The exercise:
From the listing that follows, output everything exactly except the pictures.
┌─ Provided data
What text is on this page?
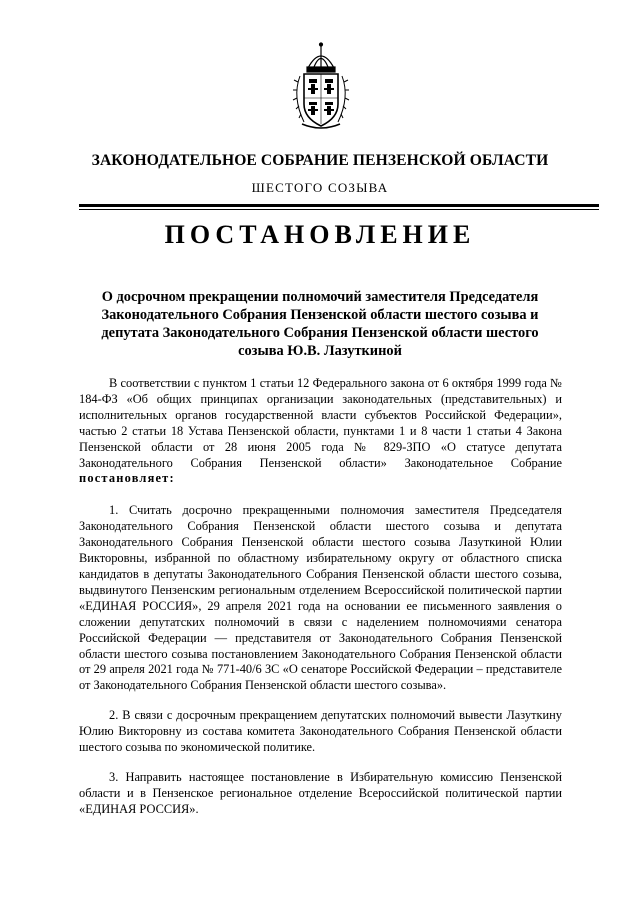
ЗАКОНОДАТЕЛЬНОЕ СОБРАНИЕ ПЕНЗЕНСКОЙ ОБЛАСТИ
ШЕСТОГО СОЗЫВА
ПОСТАНОВЛЕНИЕ
О досрочном прекращении полномочий заместителя Председателя Законодательного Собрания Пензенской области шестого созыва и депутата Законодательного Собрания Пензенской области шестого созыва Ю.В. Лазуткиной

В соответствии с пунктом 1 статьи 12 Федерального закона от 6 октября 1999 года № 184-ФЗ «Об общих принципах организации законодательных (представительных) и исполнительных органов государственной власти субъектов Российской Федерации», частью 2 статьи 18 Устава Пензенской области, пунктами 1 и 8 части 1 статьи 4 Закона Пензенской области от 28 июня 2005 года № 829-ЗПО «О статусе депутата Законодательного Собрания Пензенской области» Законодательное Собрание постановляет:

1. Считать досрочно прекращенными полномочия заместителя Председателя Законодательного Собрания Пензенской области шестого созыва и депутата Законодательного Собрания Пензенской области шестого созыва Лазуткиной Юлии Викторовны, избранной по областному избирательному округу от областного списка кандидатов в депутаты Законодательного Собрания Пензенской области шестого созыва, выдвинутого Пензенским региональным отделением Всероссийской политической партии «ЕДИНАЯ РОССИЯ», 29 апреля 2021 года на основании ее письменного заявления о сложении депутатских полномочий в связи с наделением полномочиями сенатора Российской Федерации — представителя от Законодательного Собрания Пензенской области шестого созыва постановлением Законодательного Собрания Пензенской области от 29 апреля 2021 года № 771-40/6 ЗС «О сенаторе Российской Федерации – представителе от Законодательного Собрания Пензенской области шестого созыва».

2. В связи с досрочным прекращением депутатских полномочий вывести Лазуткину Юлию Викторовну из состава комитета Законодательного Собрания Пензенской области шестого созыва по экономической политике.

3. Направить настоящее постановление в Избирательную комиссию Пензенской области и в Пензенское региональное отделение Всероссийской политической партии «ЕДИНАЯ РОССИЯ».
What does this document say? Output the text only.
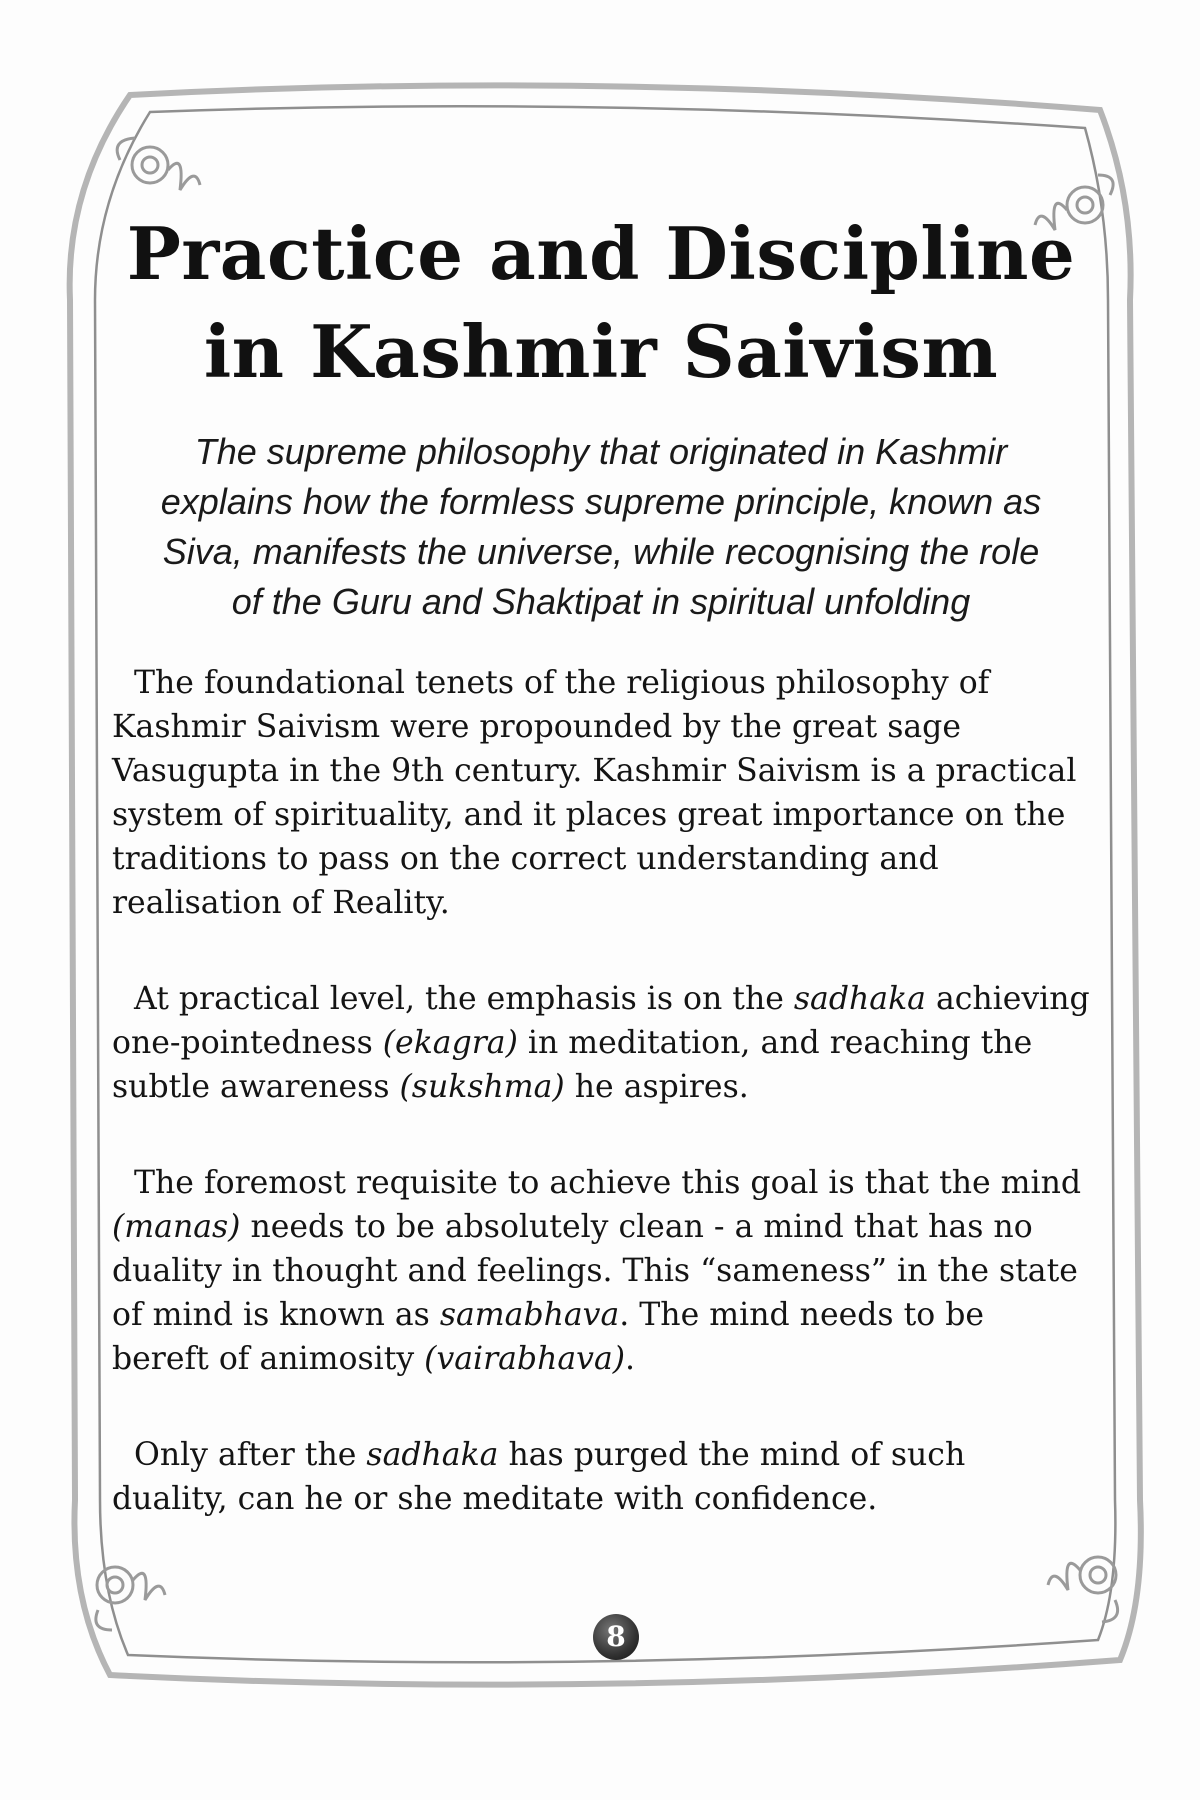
Practice and Discipline
in Kashmir Saivism

The supreme philosophy that originated in Kashmir explains how the formless supreme principle, known as Siva, manifests the universe, while recognising the role of the Guru and Shaktipat in spiritual unfolding

The foundational tenets of the religious philosophy of Kashmir Saivism were propounded by the great sage Vasugupta in the 9th century. Kashmir Saivism is a practical system of spirituality, and it places great importance on the traditions to pass on the correct understanding and realisation of Reality.

At practical level, the emphasis is on the sadhaka achieving one-pointedness (ekagra) in meditation, and reaching the subtle awareness (sukshma) he aspires.

The foremost requisite to achieve this goal is that the mind (manas) needs to be absolutely clean - a mind that has no duality in thought and feelings. This “sameness” in the state of mind is known as samabhava. The mind needs to be bereft of animosity (vairabhava).

Only after the sadhaka has purged the mind of such duality, can he or she meditate with confidence.

8
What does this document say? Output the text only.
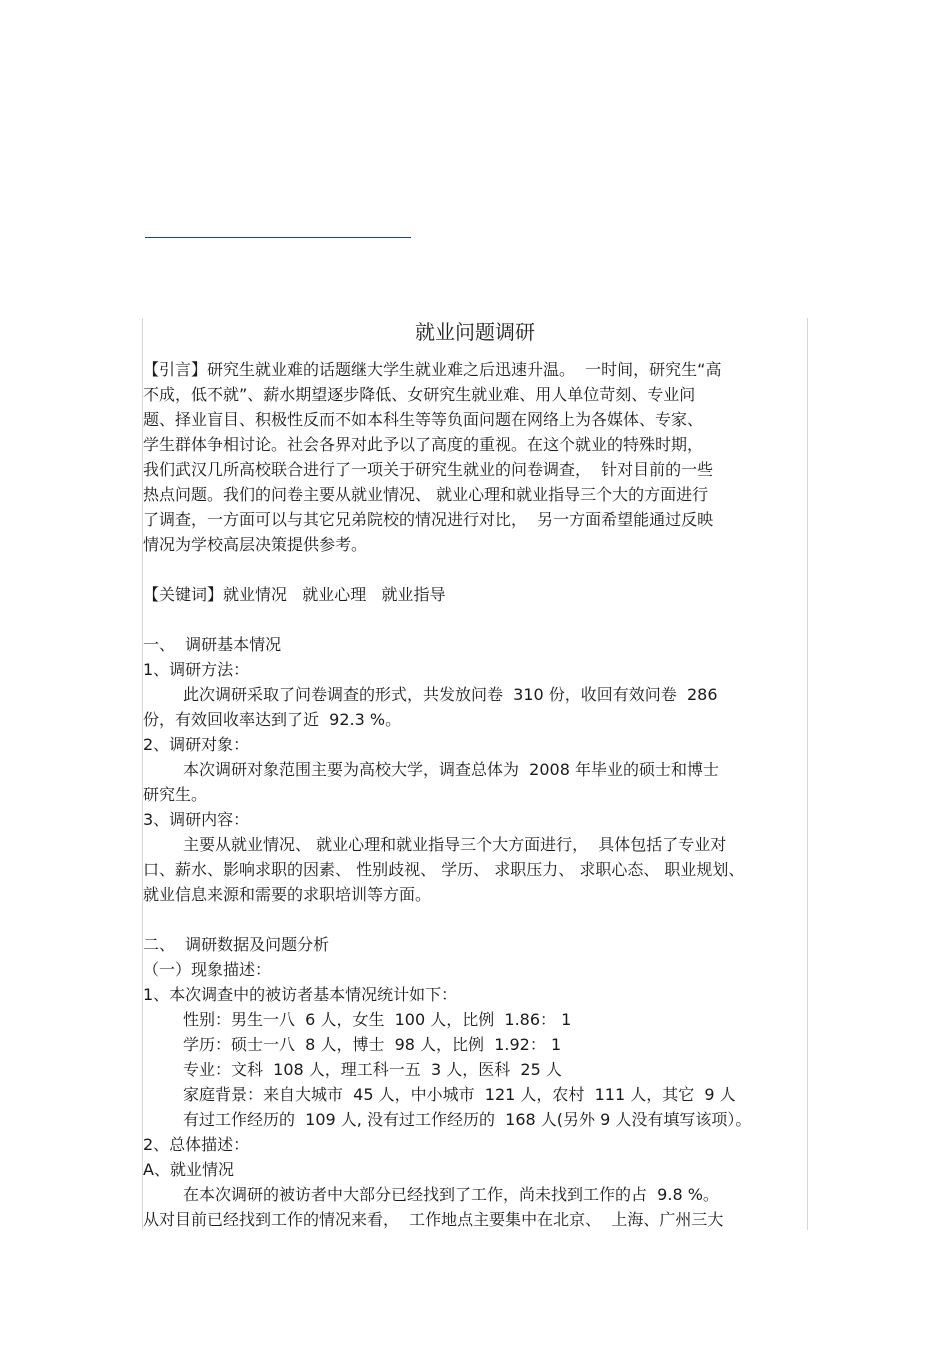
就业问题调研
【引言】研究生就业难的话题继大学生就业难之后迅速升温。  一时间，研究生“高
不成，低不就”、薪水期望逐步降低、女研究生就业难、用人单位苛刻、专业问
题、择业盲目、积极性反而不如本科生等等负面问题在网络上为各媒体、专家、
学生群体争相讨论。社会各界对此予以了高度的重视。在这个就业的特殊时期，
我们武汉几所高校联合进行了一项关于研究生就业的问卷调查，  针对目前的一些
热点问题。我们的问卷主要从就业情况、 就业心理和就业指导三个大的方面进行
了调查，一方面可以与其它兄弟院校的情况进行对比，  另一方面希望能通过反映
情况为学校高层决策提供参考。
【关键词】就业情况   就业心理   就业指导
一、  调研基本情况
1、调研方法：
此次调研采取了问卷调查的形式，共发放问卷  310 份，收回有效问卷  286
份，有效回收率达到了近  92.3 %。
2、调研对象：
本次调研对象范围主要为高校大学，调查总体为  2008 年毕业的硕士和博士
研究生。
3、调研内容：
主要从就业情况、 就业心理和就业指导三个大方面进行，  具体包括了专业对
口、薪水、影响求职的因素、 性别歧视、 学历、 求职压力、 求职心态、 职业规划、
就业信息来源和需要的求职培训等方面。
二、  调研数据及问题分析
（一）现象描述：
1、本次调查中的被访者基本情况统计如下：
性别：男生一八  6 人，女生  100 人，比例  1.86： 1
学历：硕士一八  8 人，博士  98 人，比例  1.92： 1
专业：文科  108 人，理工科一五  3 人，医科  25 人
家庭背景：来自大城市  45 人，中小城市  121 人，农村  111 人，其它  9 人
有过工作经历的  109 人, 没有过工作经历的  168 人(另外 9 人没有填写该项）。
2、总体描述：
A、就业情况
在本次调研的被访者中大部分已经找到了工作，尚未找到工作的占  9.8 %。
从对目前已经找到工作的情况来看，  工作地点主要集中在北京、  上海、广州三大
└─
Worked answer:
What text is on this page?
ЗАКОНОДАТЕЛЬНОЕ СОБРАНИЕ ПЕНЗЕНСКОЙ ОБЛАСТИ
ШЕСТОГО СОЗЫВА
ПОСТАНОВЛЕНИЕ
О досрочном прекращении полномочий заместителя Председателя Законодательного Собрания Пензенской области шестого созыва и депутата Законодательного Собрания Пензенской области шестого созыва Ю.В. Лазуткиной

В соответствии с пунктом 1 статьи 12 Федерального закона от 6 октября 1999 года № 184-ФЗ «Об общих принципах организации законодательных (представительных) и исполнительных органов государственной власти субъектов Российской Федерации», частью 2 статьи 18 Устава Пензенской области, пунктами 1 и 8 части 1 статьи 4 Закона Пензенской области от 28 июня 2005 года № 829-ЗПО «О статусе депутата Законодательного Собрания Пензенской области» Законодательное Собрание постановляет:

1. Считать досрочно прекращенными полномочия заместителя Председателя Законодательного Собрания Пензенской области шестого созыва и депутата Законодательного Собрания Пензенской области шестого созыва Лазуткиной Юлии Викторовны, избранной по областному избирательному округу от областного списка кандидатов в депутаты Законодательного Собрания Пензенской области шестого созыва, выдвинутого Пензенским региональным отделением Всероссийской политической партии «ЕДИНАЯ РОССИЯ», 29 апреля 2021 года на основании ее письменного заявления о сложении депутатских полномочий в связи с наделением полномочиями сенатора Российской Федерации — представителя от Законодательного Собрания Пензенской области шестого созыва постановлением Законодательного Собрания Пензенской области от 29 апреля 2021 года № 771-40/6 ЗС «О сенаторе Российской Федерации – представителе от Законодательного Собрания Пензенской области шестого созыва».

2. В связи с досрочным прекращением депутатских полномочий вывести Лазуткину Юлию Викторовну из состава комитета Законодательного Собрания Пензенской области шестого созыва по экономической политике.

3. Направить настоящее постановление в Избирательную комиссию Пензенской области и в Пензенское региональное отделение Всероссийской политической партии «ЕДИНАЯ РОССИЯ».
What does this document say? Output the text only.
Practice and Discipline
in Kashmir Saivism

The supreme philosophy that originated in Kashmir explains how the formless supreme principle, known as Siva, manifests the universe, while recognising the role of the Guru and Shaktipat in spiritual unfolding

The foundational tenets of the religious philosophy of Kashmir Saivism were propounded by the great sage Vasugupta in the 9th century. Kashmir Saivism is a practical system of spirituality, and it places great importance on the traditions to pass on the correct understanding and realisation of Reality.

At practical level, the emphasis is on the sadhaka achieving one-pointedness (ekagra) in meditation, and reaching the subtle awareness (sukshma) he aspires.

The foremost requisite to achieve this goal is that the mind (manas) needs to be absolutely clean - a mind that has no duality in thought and feelings. This “sameness” in the state of mind is known as samabhava. The mind needs to be bereft of animosity (vairabhava).

Only after the sadhaka has purged the mind of such duality, can he or she meditate with confidence.

8
What does this document say? Output the text only.
就业问题调研
【引言】研究生就业难的话题继大学生就业难之后迅速升温。  一时间，研究生“高
不成，低不就”、薪水期望逐步降低、女研究生就业难、用人单位苛刻、专业问
题、择业盲目、积极性反而不如本科生等等负面问题在网络上为各媒体、专家、
学生群体争相讨论。社会各界对此予以了高度的重视。在这个就业的特殊时期，
我们武汉几所高校联合进行了一项关于研究生就业的问卷调查，  针对目前的一些
热点问题。我们的问卷主要从就业情况、 就业心理和就业指导三个大的方面进行
了调查，一方面可以与其它兄弟院校的情况进行对比，  另一方面希望能通过反映
情况为学校高层决策提供参考。
【关键词】就业情况   就业心理   就业指导
一、  调研基本情况
1、调研方法：
此次调研采取了问卷调查的形式，共发放问卷  310 份，收回有效问卷  286
份，有效回收率达到了近  92.3 %。
2、调研对象：
本次调研对象范围主要为高校大学，调查总体为  2008 年毕业的硕士和博士
研究生。
3、调研内容：
主要从就业情况、 就业心理和就业指导三个大方面进行，  具体包括了专业对
口、薪水、影响求职的因素、 性别歧视、 学历、 求职压力、 求职心态、 职业规划、
就业信息来源和需要的求职培训等方面。
二、  调研数据及问题分析
（一）现象描述：
1、本次调查中的被访者基本情况统计如下：
性别：男生一八  6 人，女生  100 人，比例  1.86： 1
学历：硕士一八  8 人，博士  98 人，比例  1.92： 1
专业：文科  108 人，理工科一五  3 人，医科  25 人
家庭背景：来自大城市  45 人，中小城市  121 人，农村  111 人，其它  9 人
有过工作经历的  109 人, 没有过工作经历的  168 人(另外 9 人没有填写该项）。
2、总体描述：
A、就业情况
在本次调研的被访者中大部分已经找到了工作，尚未找到工作的占  9.8 %。
从对目前已经找到工作的情况来看，  工作地点主要集中在北京、  上海、广州三大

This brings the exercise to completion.